SET EXERCISE.
Repeat, exactly and completely, the material that follows. Omit the pictures.

Data excerpts
»»

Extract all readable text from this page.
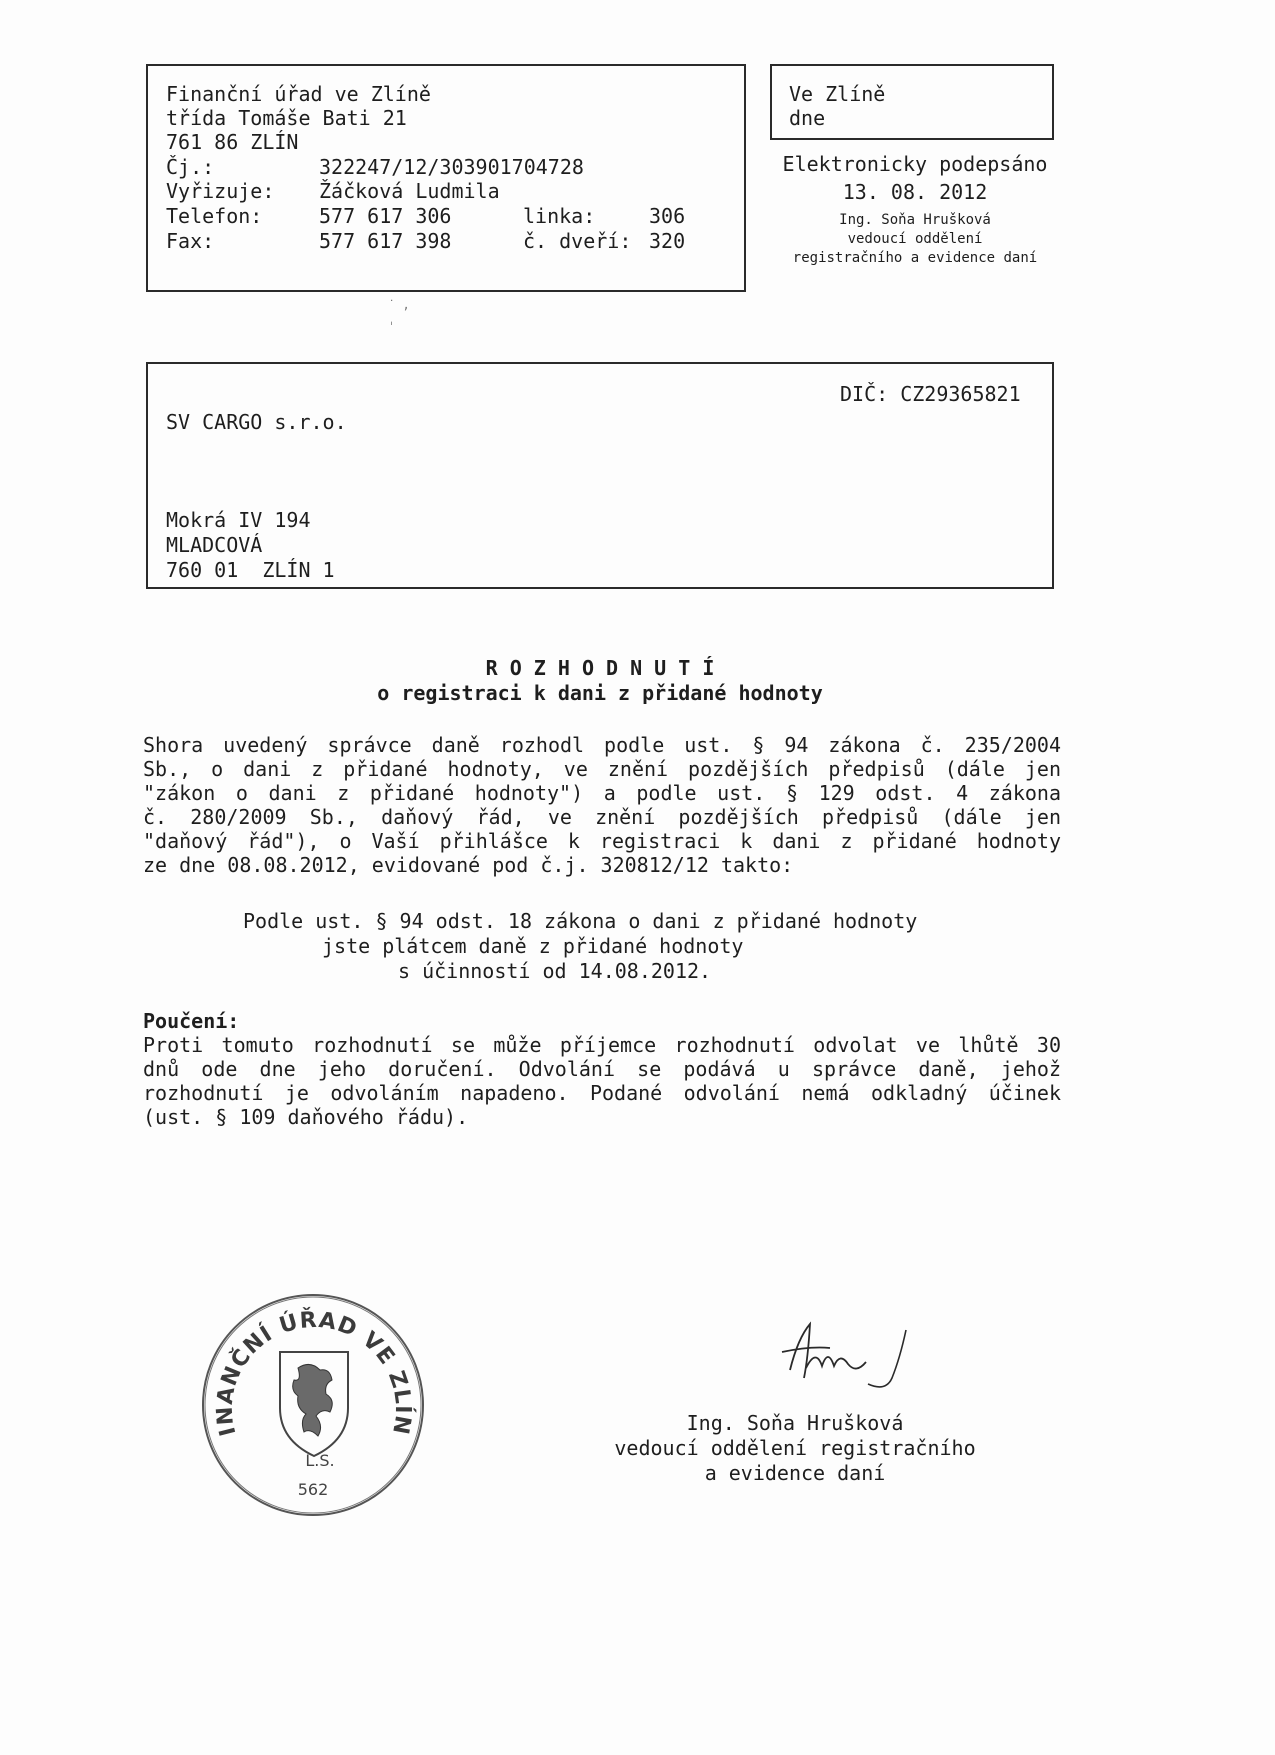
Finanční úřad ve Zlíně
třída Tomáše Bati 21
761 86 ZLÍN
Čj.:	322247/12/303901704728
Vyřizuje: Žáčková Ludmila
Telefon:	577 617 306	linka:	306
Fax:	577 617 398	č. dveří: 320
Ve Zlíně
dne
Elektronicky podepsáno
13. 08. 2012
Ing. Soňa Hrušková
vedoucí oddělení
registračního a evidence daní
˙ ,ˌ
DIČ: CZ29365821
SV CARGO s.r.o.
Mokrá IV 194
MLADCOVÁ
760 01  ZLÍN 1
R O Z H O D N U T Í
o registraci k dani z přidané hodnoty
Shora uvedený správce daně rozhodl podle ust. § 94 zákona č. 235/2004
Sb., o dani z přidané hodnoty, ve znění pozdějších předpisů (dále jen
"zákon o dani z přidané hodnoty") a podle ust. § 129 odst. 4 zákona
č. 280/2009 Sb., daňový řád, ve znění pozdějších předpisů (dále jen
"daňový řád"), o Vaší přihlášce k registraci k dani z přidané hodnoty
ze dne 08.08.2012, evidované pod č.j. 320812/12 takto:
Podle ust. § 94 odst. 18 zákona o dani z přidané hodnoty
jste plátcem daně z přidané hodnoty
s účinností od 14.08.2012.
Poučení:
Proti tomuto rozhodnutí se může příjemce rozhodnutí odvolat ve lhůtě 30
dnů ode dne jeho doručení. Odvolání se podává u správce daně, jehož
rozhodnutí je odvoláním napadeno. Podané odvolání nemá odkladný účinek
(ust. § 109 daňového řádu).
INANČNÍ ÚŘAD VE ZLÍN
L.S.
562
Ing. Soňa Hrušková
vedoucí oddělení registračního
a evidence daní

««

RESPONSE.
Extract all readable text from this page.
Finanční úřad ve Zlíně
třída Tomáše Bati 21
761 86 ZLÍN
Čj.:	322247/12/303901704728
Vyřizuje: Žáčková Ludmila
Telefon:	577 617 306	linka:	306
Fax:	577 617 398	č. dveří: 320
Ve Zlíně
dne
Elektronicky podepsáno
13. 08. 2012
Ing. Soňa Hrušková
vedoucí oddělení
registračního a evidence daní
˙ ,ˌ
DIČ: CZ29365821
SV CARGO s.r.o.
Mokrá IV 194
MLADCOVÁ
760 01  ZLÍN 1
R O Z H O D N U T Í
o registraci k dani z přidané hodnoty
Shora uvedený správce daně rozhodl podle ust. § 94 zákona č. 235/2004
Sb., o dani z přidané hodnoty, ve znění pozdějších předpisů (dále jen
"zákon o dani z přidané hodnoty") a podle ust. § 129 odst. 4 zákona
č. 280/2009 Sb., daňový řád, ve znění pozdějších předpisů (dále jen
"daňový řád"), o Vaší přihlášce k registraci k dani z přidané hodnoty
ze dne 08.08.2012, evidované pod č.j. 320812/12 takto:
Podle ust. § 94 odst. 18 zákona o dani z přidané hodnoty
jste plátcem daně z přidané hodnoty
s účinností od 14.08.2012.
Poučení:
Proti tomuto rozhodnutí se může příjemce rozhodnutí odvolat ve lhůtě 30
dnů ode dne jeho doručení. Odvolání se podává u správce daně, jehož
rozhodnutí je odvoláním napadeno. Podané odvolání nemá odkladný účinek
(ust. § 109 daňového řádu).
INANČNÍ ÚŘAD VE ZLÍN
L.S.
562
Ing. Soňa Hrušková
vedoucí oddělení registračního
a evidence daní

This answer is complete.